◆ **TASK INSTRUCTIONS**:
Gather all lines with the word "Бокал" in them.

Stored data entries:
※ ※ ※

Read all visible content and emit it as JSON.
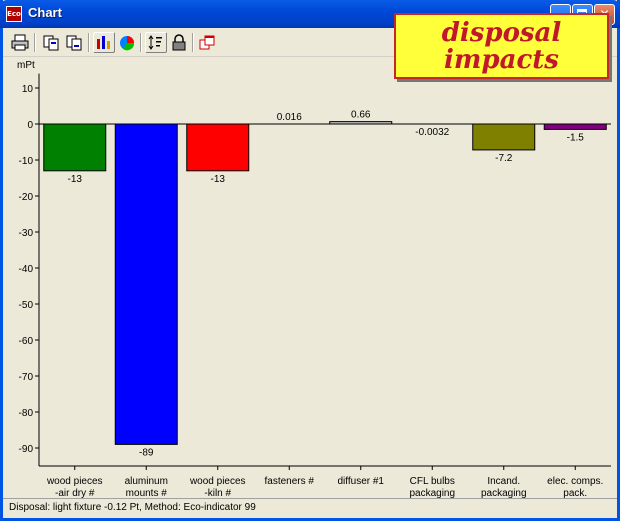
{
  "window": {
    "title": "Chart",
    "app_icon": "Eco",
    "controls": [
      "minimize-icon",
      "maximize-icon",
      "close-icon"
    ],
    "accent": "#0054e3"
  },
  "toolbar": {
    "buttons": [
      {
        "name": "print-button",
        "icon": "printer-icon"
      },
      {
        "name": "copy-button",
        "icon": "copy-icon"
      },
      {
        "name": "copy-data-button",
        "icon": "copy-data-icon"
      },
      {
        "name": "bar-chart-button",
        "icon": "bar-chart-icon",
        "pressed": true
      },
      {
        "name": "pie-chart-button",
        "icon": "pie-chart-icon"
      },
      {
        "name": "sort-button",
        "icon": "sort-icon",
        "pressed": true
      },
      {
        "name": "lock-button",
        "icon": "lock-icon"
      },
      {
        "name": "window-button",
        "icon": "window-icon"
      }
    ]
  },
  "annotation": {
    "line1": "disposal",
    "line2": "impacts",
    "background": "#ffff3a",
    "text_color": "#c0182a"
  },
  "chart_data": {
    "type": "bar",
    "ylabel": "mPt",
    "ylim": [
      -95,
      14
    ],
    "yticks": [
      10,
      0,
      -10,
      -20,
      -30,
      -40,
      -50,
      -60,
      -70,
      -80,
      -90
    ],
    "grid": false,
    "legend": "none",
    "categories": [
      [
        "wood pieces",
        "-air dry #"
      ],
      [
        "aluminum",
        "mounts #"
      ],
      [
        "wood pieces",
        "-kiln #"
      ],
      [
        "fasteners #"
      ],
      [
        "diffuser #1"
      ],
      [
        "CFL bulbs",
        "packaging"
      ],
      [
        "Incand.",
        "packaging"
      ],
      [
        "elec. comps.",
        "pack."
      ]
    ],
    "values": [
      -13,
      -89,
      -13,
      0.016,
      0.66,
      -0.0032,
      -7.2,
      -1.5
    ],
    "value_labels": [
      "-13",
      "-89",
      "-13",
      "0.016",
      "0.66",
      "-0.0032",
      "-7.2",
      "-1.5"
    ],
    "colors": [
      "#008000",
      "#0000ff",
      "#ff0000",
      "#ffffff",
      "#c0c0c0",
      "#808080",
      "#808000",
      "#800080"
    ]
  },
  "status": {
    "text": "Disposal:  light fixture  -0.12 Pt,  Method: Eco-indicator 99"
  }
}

※ ※ ※

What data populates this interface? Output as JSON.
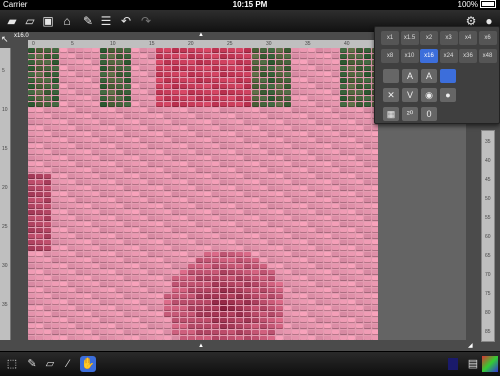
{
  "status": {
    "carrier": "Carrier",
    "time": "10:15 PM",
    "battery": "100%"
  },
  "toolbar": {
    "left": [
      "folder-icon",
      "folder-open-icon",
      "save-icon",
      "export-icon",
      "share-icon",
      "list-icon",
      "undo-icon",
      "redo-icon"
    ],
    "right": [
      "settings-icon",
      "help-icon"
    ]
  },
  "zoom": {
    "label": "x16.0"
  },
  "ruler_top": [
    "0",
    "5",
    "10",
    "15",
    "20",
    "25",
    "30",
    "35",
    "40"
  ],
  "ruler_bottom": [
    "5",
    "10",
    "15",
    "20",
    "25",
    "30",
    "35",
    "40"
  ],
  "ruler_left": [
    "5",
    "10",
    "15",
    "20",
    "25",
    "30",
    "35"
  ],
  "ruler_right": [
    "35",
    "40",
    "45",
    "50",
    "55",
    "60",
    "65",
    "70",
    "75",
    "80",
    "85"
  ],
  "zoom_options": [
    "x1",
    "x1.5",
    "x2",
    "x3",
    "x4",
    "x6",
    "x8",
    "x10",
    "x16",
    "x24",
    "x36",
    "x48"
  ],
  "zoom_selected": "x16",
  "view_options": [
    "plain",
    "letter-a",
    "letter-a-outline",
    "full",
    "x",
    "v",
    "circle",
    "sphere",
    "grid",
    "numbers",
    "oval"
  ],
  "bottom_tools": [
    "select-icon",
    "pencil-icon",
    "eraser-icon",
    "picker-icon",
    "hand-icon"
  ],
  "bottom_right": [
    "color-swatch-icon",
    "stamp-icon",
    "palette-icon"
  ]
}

※ ※ ※

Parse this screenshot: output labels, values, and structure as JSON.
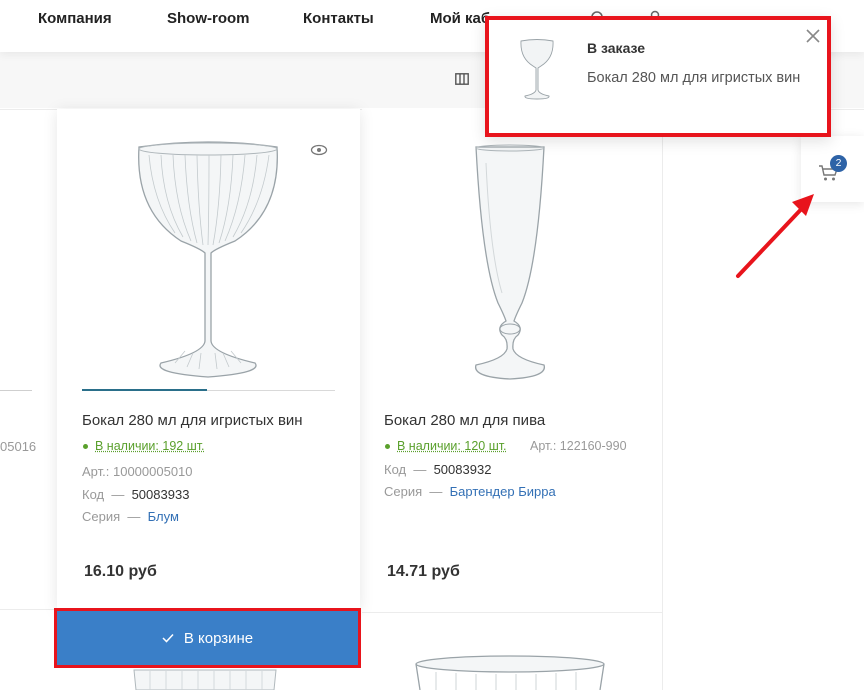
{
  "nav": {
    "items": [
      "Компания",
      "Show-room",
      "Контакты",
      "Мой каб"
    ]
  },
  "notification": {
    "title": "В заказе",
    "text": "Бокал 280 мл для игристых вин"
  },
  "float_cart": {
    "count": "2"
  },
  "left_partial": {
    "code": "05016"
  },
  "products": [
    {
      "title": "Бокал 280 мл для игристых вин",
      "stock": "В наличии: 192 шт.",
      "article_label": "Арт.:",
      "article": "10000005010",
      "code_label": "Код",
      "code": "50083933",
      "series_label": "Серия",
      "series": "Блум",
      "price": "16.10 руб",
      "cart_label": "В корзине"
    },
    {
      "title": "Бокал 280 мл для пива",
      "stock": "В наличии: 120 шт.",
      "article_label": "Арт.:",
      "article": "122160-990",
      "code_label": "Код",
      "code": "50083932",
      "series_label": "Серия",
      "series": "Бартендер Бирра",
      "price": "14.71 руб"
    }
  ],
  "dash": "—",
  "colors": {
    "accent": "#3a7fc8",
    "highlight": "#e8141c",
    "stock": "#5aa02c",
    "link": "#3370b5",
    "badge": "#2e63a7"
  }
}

※ ※ ※

◆ **COMPLETED TASK**:
    "text": "Бокал 280 мл для игристых вин"
      "title": "Бокал 280 мл для игристых вин",
      "title": "Бокал 280 мл для пива",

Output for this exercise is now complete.